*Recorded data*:
○ ○ ○ ○

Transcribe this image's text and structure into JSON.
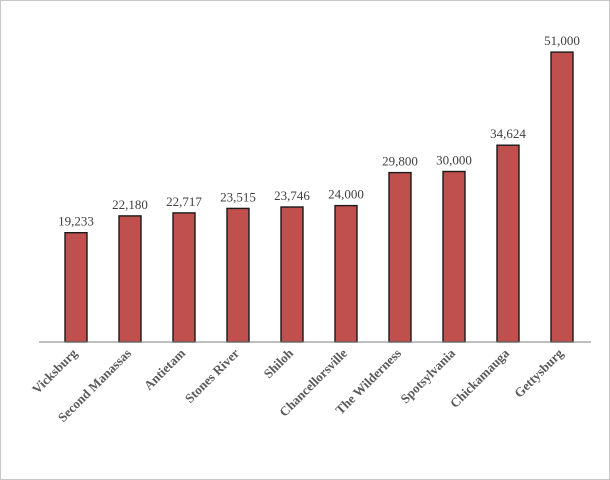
{
  "chart_data": {
    "type": "bar",
    "categories": [
      "Vicksburg",
      "Second Manassas",
      "Antietam",
      "Stones River",
      "Shiloh",
      "Chancellorsville",
      "The Wilderness",
      "Spotsylvania",
      "Chickamauga",
      "Gettysburg"
    ],
    "values": [
      19233,
      22180,
      22717,
      23515,
      23746,
      24000,
      29800,
      30000,
      34624,
      51000
    ],
    "value_labels": [
      "19,233",
      "22,180",
      "22,717",
      "23,515",
      "23,746",
      "24,000",
      "29,800",
      "30,000",
      "34,624",
      "51,000"
    ],
    "title": "",
    "xlabel": "",
    "ylabel": "",
    "ylim": [
      0,
      60000
    ],
    "grid": false,
    "legend": "none",
    "colors": {
      "bar": "#c0504d",
      "bar_outline": "#1a1a1a",
      "value_text": "#404040",
      "category_text": "#595959"
    }
  }
}
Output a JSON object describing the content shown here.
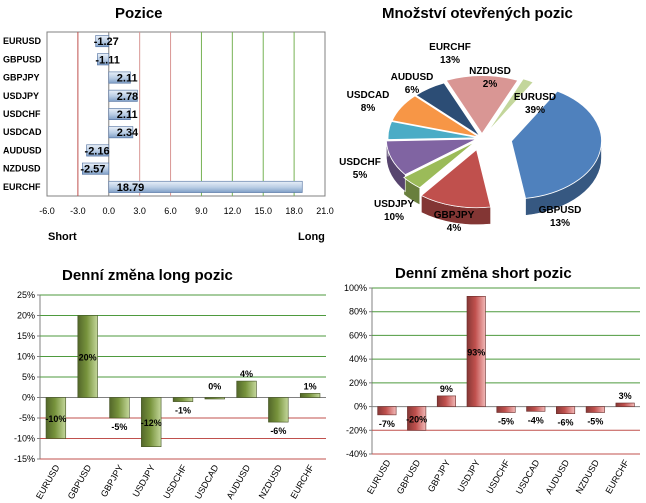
{
  "chart_data": [
    {
      "type": "bar",
      "orientation": "horizontal",
      "title": "Pozice",
      "categories": [
        "EURUSD",
        "GBPUSD",
        "GBPJPY",
        "USDJPY",
        "USDCHF",
        "USDCAD",
        "AUDUSD",
        "NZDUSD",
        "EURCHF"
      ],
      "values": [
        -1.27,
        -1.11,
        2.11,
        2.78,
        2.11,
        2.34,
        -2.16,
        -2.57,
        18.79
      ],
      "value_labels": [
        "-1.27",
        "-1.11",
        "2.11",
        "2.78",
        "2.11",
        "2.34",
        "-2.16",
        "-2.57",
        "18.79"
      ],
      "xlim": [
        -6,
        21
      ],
      "xticks": [
        "-6.0",
        "-3.0",
        "0.0",
        "3.0",
        "6.0",
        "9.0",
        "12.0",
        "15.0",
        "18.0",
        "21.0"
      ],
      "left_label": "Short",
      "right_label": "Long",
      "bar_color": "#b8cce4",
      "grid": "vertical"
    },
    {
      "type": "pie",
      "title": "Množství otevřených pozic",
      "slices": [
        {
          "label": "EURUSD",
          "value": 39,
          "text": "39%",
          "color": "#4f81bd"
        },
        {
          "label": "GBPUSD",
          "value": 13,
          "text": "13%",
          "color": "#c0504d"
        },
        {
          "label": "GBPJPY",
          "value": 4,
          "text": "4%",
          "color": "#9bbb59"
        },
        {
          "label": "USDJPY",
          "value": 10,
          "text": "10%",
          "color": "#8064a2"
        },
        {
          "label": "USDCHF",
          "value": 5,
          "text": "5%",
          "color": "#4bacc6"
        },
        {
          "label": "USDCAD",
          "value": 8,
          "text": "8%",
          "color": "#f79646"
        },
        {
          "label": "AUDUSD",
          "value": 6,
          "text": "6%",
          "color": "#2c4d75"
        },
        {
          "label": "EURCHF",
          "value": 13,
          "text": "13%",
          "color": "#d99694"
        },
        {
          "label": "NZDUSD",
          "value": 2,
          "text": "2%",
          "color": "#c3d69b"
        }
      ]
    },
    {
      "type": "bar",
      "title": "Denní změna long pozic",
      "categories": [
        "EURUSD",
        "GBPUSD",
        "GBPJPY",
        "USDJPY",
        "USDCHF",
        "USDCAD",
        "AUDUSD",
        "NZDUSD",
        "EURCHF"
      ],
      "values": [
        -10,
        20,
        -5,
        -12,
        -1,
        0,
        4,
        -6,
        1
      ],
      "value_labels": [
        "-10%",
        "20%",
        "-5%",
        "-12%",
        "-1%",
        "0%",
        "4%",
        "-6%",
        "1%"
      ],
      "ylim": [
        -15,
        25
      ],
      "yticks": [
        "-15%",
        "-10%",
        "-5%",
        "0%",
        "5%",
        "10%",
        "15%",
        "20%",
        "25%"
      ],
      "bar_color": "#77933c",
      "grid": "horizontal"
    },
    {
      "type": "bar",
      "title": "Denní změna short pozic",
      "categories": [
        "EURUSD",
        "GBPUSD",
        "GBPJPY",
        "USDJPY",
        "USDCHF",
        "USDCAD",
        "AUDUSD",
        "NZDUSD",
        "EURCHF"
      ],
      "values": [
        -7,
        -20,
        9,
        93,
        -5,
        -4,
        -6,
        -5,
        3
      ],
      "value_labels": [
        "-7%",
        "-20%",
        "9%",
        "93%",
        "-5%",
        "-4%",
        "-6%",
        "-5%",
        "3%"
      ],
      "ylim": [
        -40,
        100
      ],
      "yticks": [
        "-40%",
        "-20%",
        "0%",
        "20%",
        "40%",
        "60%",
        "80%",
        "100%"
      ],
      "bar_color": "#c0504d",
      "grid": "horizontal"
    }
  ]
}
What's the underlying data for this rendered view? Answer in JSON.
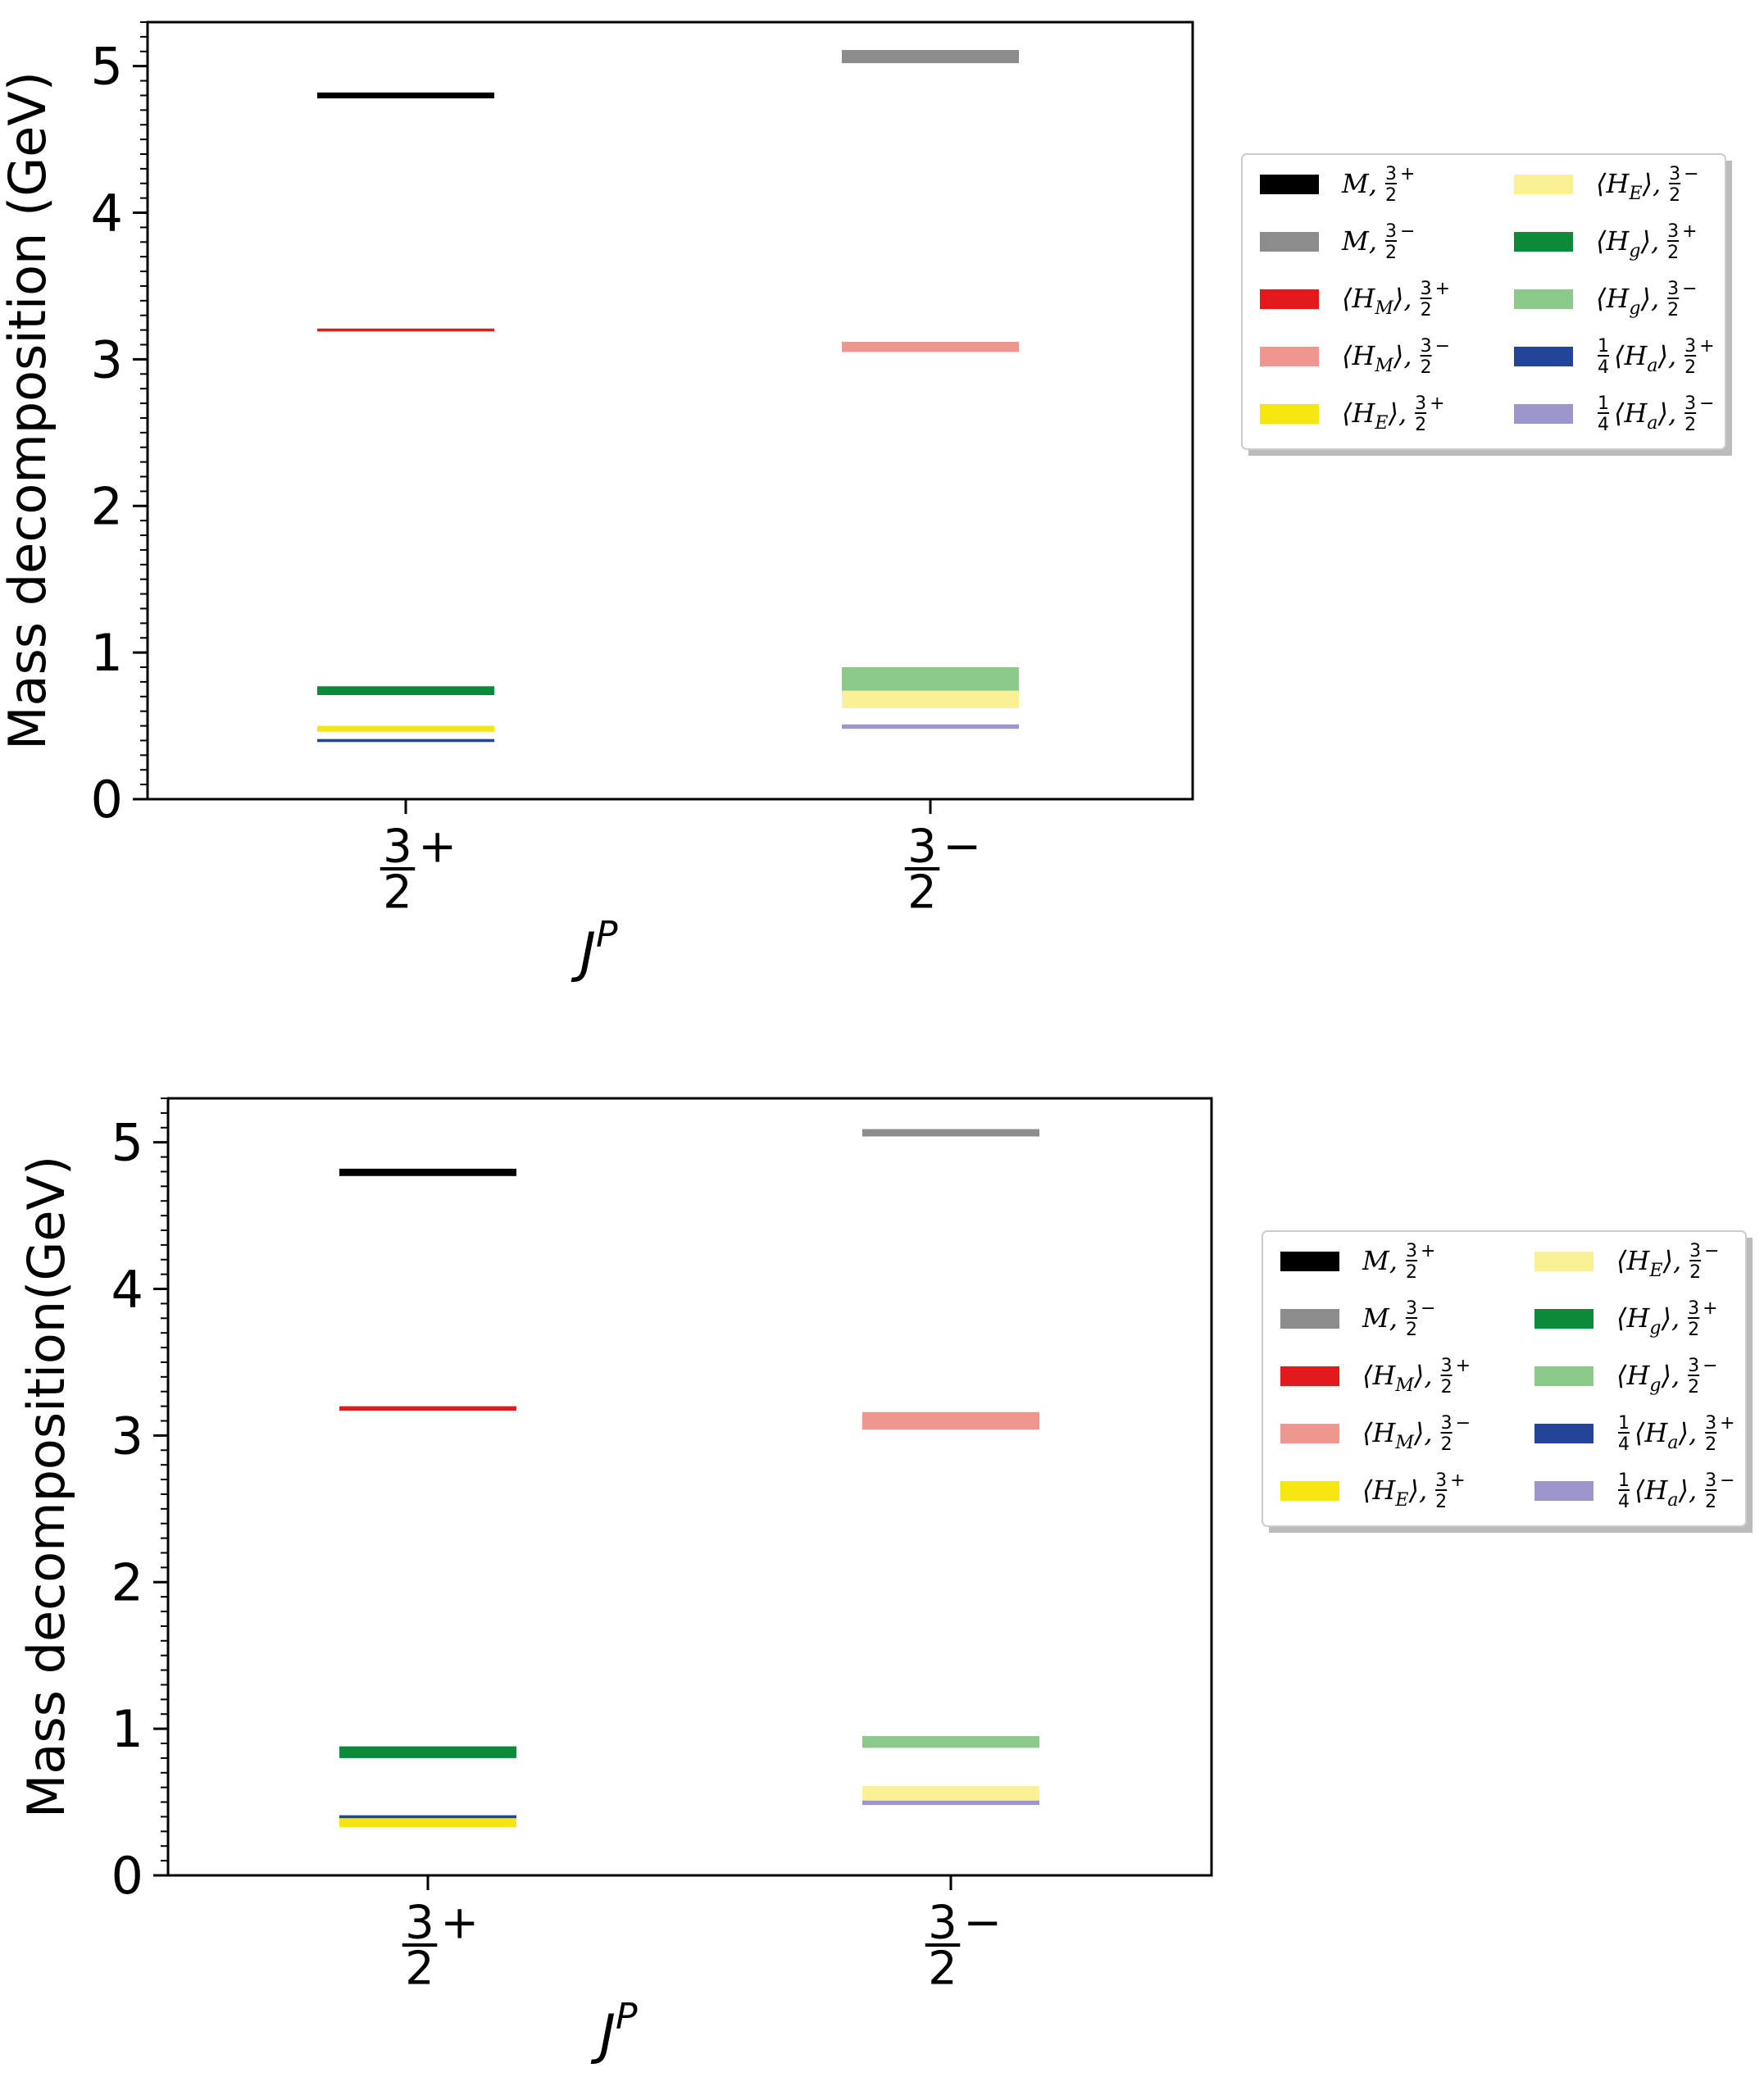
{
  "chart_data": [
    {
      "type": "bar",
      "categories": [
        "3/2+",
        "3/2−"
      ],
      "xlabel": "J^P",
      "ylabel": "Mass decomposition (GeV)",
      "ylim": [
        0,
        5.3
      ],
      "yticks": [
        0,
        1,
        2,
        3,
        4,
        5
      ],
      "legend_placement": "right",
      "series": [
        {
          "name": "M, 3/2+",
          "color": "#000000",
          "category": 0,
          "low": 4.78,
          "high": 4.82
        },
        {
          "name": "M, 3/2−",
          "color": "#8c8c8c",
          "category": 1,
          "low": 5.02,
          "high": 5.11
        },
        {
          "name": "⟨H_M⟩, 3/2+",
          "color": "#e31a1c",
          "category": 0,
          "low": 3.19,
          "high": 3.21
        },
        {
          "name": "⟨H_M⟩, 3/2−",
          "color": "#f1958f",
          "category": 1,
          "low": 3.05,
          "high": 3.12
        },
        {
          "name": "⟨H_E⟩, 3/2+",
          "color": "#f5e60f",
          "category": 0,
          "low": 0.46,
          "high": 0.5
        },
        {
          "name": "⟨H_E⟩, 3/2−",
          "color": "#fbf096",
          "category": 1,
          "low": 0.62,
          "high": 0.74
        },
        {
          "name": "⟨H_g⟩, 3/2+",
          "color": "#0b8a3a",
          "category": 0,
          "low": 0.71,
          "high": 0.77
        },
        {
          "name": "⟨H_g⟩, 3/2−",
          "color": "#8ac98a",
          "category": 1,
          "low": 0.73,
          "high": 0.9
        },
        {
          "name": "1/4⟨H_a⟩, 3/2+",
          "color": "#24449a",
          "category": 0,
          "low": 0.39,
          "high": 0.41
        },
        {
          "name": "1/4⟨H_a⟩, 3/2−",
          "color": "#9b96cb",
          "category": 1,
          "low": 0.48,
          "high": 0.51
        }
      ]
    },
    {
      "type": "bar",
      "categories": [
        "3/2+",
        "3/2−"
      ],
      "xlabel": "J^P",
      "ylabel": "Mass decomposition(GeV)",
      "ylim": [
        0,
        5.3
      ],
      "yticks": [
        0,
        1,
        2,
        3,
        4,
        5
      ],
      "legend_placement": "right",
      "series": [
        {
          "name": "M, 3/2+",
          "color": "#000000",
          "category": 0,
          "low": 4.77,
          "high": 4.82
        },
        {
          "name": "M, 3/2−",
          "color": "#8c8c8c",
          "category": 1,
          "low": 5.04,
          "high": 5.09
        },
        {
          "name": "⟨H_M⟩, 3/2+",
          "color": "#e31a1c",
          "category": 0,
          "low": 3.17,
          "high": 3.2
        },
        {
          "name": "⟨H_M⟩, 3/2−",
          "color": "#f1958f",
          "category": 1,
          "low": 3.04,
          "high": 3.16
        },
        {
          "name": "⟨H_E⟩, 3/2+",
          "color": "#f5e60f",
          "category": 0,
          "low": 0.33,
          "high": 0.39
        },
        {
          "name": "⟨H_E⟩, 3/2−",
          "color": "#fbf096",
          "category": 1,
          "low": 0.51,
          "high": 0.61
        },
        {
          "name": "⟨H_g⟩, 3/2+",
          "color": "#0b8a3a",
          "category": 0,
          "low": 0.8,
          "high": 0.88
        },
        {
          "name": "⟨H_g⟩, 3/2−",
          "color": "#8ac98a",
          "category": 1,
          "low": 0.87,
          "high": 0.95
        },
        {
          "name": "1/4⟨H_a⟩, 3/2+",
          "color": "#24449a",
          "category": 0,
          "low": 0.39,
          "high": 0.41
        },
        {
          "name": "1/4⟨H_a⟩, 3/2−",
          "color": "#9b96cb",
          "category": 1,
          "low": 0.48,
          "high": 0.51
        }
      ]
    }
  ]
}
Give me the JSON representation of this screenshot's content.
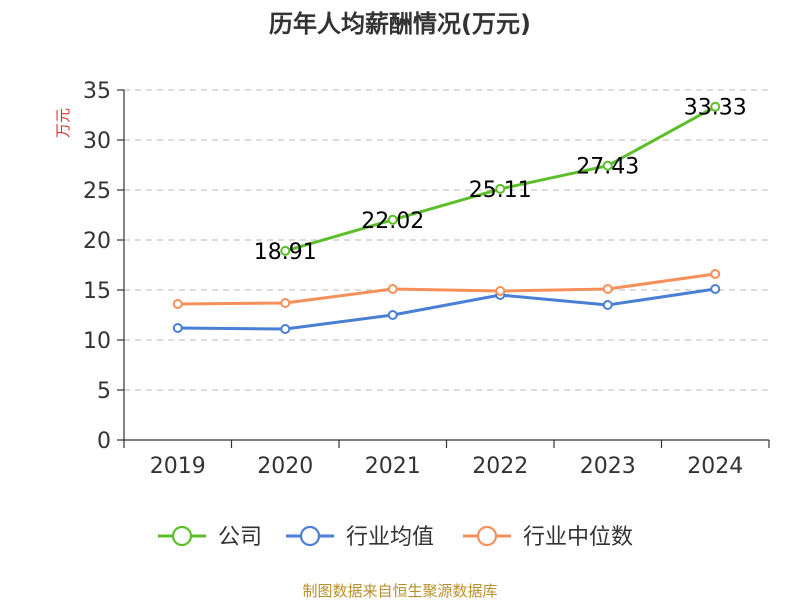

○ ○ ○ ○

*What the task requires*: Check each line above for the string "decomposition" and show the ones that have it.

*Problem solution*:
      "ylabel": "Mass decomposition (GeV)",
      "ylabel": "Mass decomposition(GeV)",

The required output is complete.